▶ **TASK PROMPT**:
Copy every one of the rows below, character for character, without changing anything.

▶ **TASK INPUTS**:

*-*-*

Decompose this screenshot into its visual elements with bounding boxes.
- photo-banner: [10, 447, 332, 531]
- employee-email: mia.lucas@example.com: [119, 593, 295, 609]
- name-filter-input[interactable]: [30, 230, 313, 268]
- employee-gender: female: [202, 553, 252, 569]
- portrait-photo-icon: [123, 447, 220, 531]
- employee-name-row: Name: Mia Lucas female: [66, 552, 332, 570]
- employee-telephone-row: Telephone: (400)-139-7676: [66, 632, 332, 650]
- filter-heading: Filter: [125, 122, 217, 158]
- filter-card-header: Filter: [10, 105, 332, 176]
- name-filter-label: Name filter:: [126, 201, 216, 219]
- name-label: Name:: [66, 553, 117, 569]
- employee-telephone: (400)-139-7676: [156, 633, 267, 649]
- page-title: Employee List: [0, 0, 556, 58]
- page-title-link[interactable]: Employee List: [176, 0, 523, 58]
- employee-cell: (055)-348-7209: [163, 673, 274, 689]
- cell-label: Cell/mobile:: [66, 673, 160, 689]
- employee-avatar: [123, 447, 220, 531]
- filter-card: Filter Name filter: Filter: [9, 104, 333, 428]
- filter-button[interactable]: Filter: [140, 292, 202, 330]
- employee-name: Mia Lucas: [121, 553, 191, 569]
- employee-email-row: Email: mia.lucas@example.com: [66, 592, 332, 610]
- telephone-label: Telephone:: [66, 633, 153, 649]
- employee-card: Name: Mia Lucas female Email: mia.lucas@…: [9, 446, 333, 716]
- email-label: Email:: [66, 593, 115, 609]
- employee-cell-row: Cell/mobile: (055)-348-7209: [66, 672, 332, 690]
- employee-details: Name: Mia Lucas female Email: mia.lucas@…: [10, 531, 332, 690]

*-*-*

▶ **FINISHED TASK**:
Decompose this screenshot into its visual elements with bounding boxes.
- photo-banner: [10, 447, 332, 531]
- employee-email: mia.lucas@example.com: [119, 593, 295, 609]
- name-filter-input[interactable]: [30, 230, 313, 268]
- employee-gender: female: [202, 553, 252, 569]
- portrait-photo-icon: [123, 447, 220, 531]
- employee-name-row: Name: Mia Lucas female: [66, 552, 332, 570]
- employee-telephone-row: Telephone: (400)-139-7676: [66, 632, 332, 650]
- filter-heading: Filter: [125, 122, 217, 158]
- filter-card-header: Filter: [10, 105, 332, 176]
- name-filter-label: Name filter:: [126, 201, 216, 219]
- name-label: Name:: [66, 553, 117, 569]
- employee-telephone: (400)-139-7676: [156, 633, 267, 649]
- page-title: Employee List: [0, 0, 556, 58]
- page-title-link[interactable]: Employee List: [176, 0, 523, 58]
- employee-cell: (055)-348-7209: [163, 673, 274, 689]
- cell-label: Cell/mobile:: [66, 673, 160, 689]
- employee-avatar: [123, 447, 220, 531]
- filter-card: Filter Name filter: Filter: [9, 104, 333, 428]
- filter-button[interactable]: Filter: [140, 292, 202, 330]
- employee-name: Mia Lucas: [121, 553, 191, 569]
- employee-email-row: Email: mia.lucas@example.com: [66, 592, 332, 610]
- telephone-label: Telephone:: [66, 633, 153, 649]
- employee-card: Name: Mia Lucas female Email: mia.lucas@…: [9, 446, 333, 716]
- email-label: Email:: [66, 593, 115, 609]
- employee-cell-row: Cell/mobile: (055)-348-7209: [66, 672, 332, 690]
- employee-details: Name: Mia Lucas female Email: mia.lucas@…: [10, 531, 332, 690]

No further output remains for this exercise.